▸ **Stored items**
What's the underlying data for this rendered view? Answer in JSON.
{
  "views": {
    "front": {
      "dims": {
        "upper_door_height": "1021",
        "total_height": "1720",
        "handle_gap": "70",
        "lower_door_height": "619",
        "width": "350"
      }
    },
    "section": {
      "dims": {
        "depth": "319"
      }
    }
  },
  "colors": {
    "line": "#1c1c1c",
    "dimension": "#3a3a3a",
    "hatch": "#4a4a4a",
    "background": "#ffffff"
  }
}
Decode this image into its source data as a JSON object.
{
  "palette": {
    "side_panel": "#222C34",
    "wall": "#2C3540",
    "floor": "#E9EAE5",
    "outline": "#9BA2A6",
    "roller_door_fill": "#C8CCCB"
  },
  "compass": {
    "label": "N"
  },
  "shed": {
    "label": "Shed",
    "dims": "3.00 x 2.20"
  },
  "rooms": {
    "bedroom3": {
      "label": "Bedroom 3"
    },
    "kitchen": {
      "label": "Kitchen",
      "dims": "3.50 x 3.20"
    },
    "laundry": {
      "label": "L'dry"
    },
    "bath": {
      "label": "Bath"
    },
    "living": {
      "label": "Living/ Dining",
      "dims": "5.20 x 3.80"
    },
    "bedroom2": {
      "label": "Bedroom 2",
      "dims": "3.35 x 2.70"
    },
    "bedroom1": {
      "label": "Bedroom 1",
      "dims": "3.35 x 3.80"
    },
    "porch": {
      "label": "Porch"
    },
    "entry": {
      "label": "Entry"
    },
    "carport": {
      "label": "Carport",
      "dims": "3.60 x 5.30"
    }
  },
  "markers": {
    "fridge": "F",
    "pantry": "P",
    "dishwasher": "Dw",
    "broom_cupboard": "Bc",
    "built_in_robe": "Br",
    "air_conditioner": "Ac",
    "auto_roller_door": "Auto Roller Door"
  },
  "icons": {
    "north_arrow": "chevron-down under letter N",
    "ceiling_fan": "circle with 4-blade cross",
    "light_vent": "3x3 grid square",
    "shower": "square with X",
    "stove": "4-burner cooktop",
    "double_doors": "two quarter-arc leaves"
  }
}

▸ **SET EXERCISE**
Quote each line of the listing above exactly.

▸ **FULL ANSWER**
What's the underlying data for this rendered view? Answer in JSON.
{
  "views": {
    "front": {
      "dims": {
        "upper_door_height": "1021",
        "total_height": "1720",
        "handle_gap": "70",
        "lower_door_height": "619",
        "width": "350"
      }
    },
    "section": {
      "dims": {
        "depth": "319"
      }
    }
  },
  "colors": {
    "line": "#1c1c1c",
    "dimension": "#3a3a3a",
    "hatch": "#4a4a4a",
    "background": "#ffffff"
  }
}
Decode this image into its source data as a JSON object.
{
  "palette": {
    "side_panel": "#222C34",
    "wall": "#2C3540",
    "floor": "#E9EAE5",
    "outline": "#9BA2A6",
    "roller_door_fill": "#C8CCCB"
  },
  "compass": {
    "label": "N"
  },
  "shed": {
    "label": "Shed",
    "dims": "3.00 x 2.20"
  },
  "rooms": {
    "bedroom3": {
      "label": "Bedroom 3"
    },
    "kitchen": {
      "label": "Kitchen",
      "dims": "3.50 x 3.20"
    },
    "laundry": {
      "label": "L'dry"
    },
    "bath": {
      "label": "Bath"
    },
    "living": {
      "label": "Living/ Dining",
      "dims": "5.20 x 3.80"
    },
    "bedroom2": {
      "label": "Bedroom 2",
      "dims": "3.35 x 2.70"
    },
    "bedroom1": {
      "label": "Bedroom 1",
      "dims": "3.35 x 3.80"
    },
    "porch": {
      "label": "Porch"
    },
    "entry": {
      "label": "Entry"
    },
    "carport": {
      "label": "Carport",
      "dims": "3.60 x 5.30"
    }
  },
  "markers": {
    "fridge": "F",
    "pantry": "P",
    "dishwasher": "Dw",
    "broom_cupboard": "Bc",
    "built_in_robe": "Br",
    "air_conditioner": "Ac",
    "auto_roller_door": "Auto Roller Door"
  },
  "icons": {
    "north_arrow": "chevron-down under letter N",
    "ceiling_fan": "circle with 4-blade cross",
    "light_vent": "3x3 grid square",
    "shower": "square with X",
    "stove": "4-burner cooktop",
    "double_doors": "two quarter-arc leaves"
  }
}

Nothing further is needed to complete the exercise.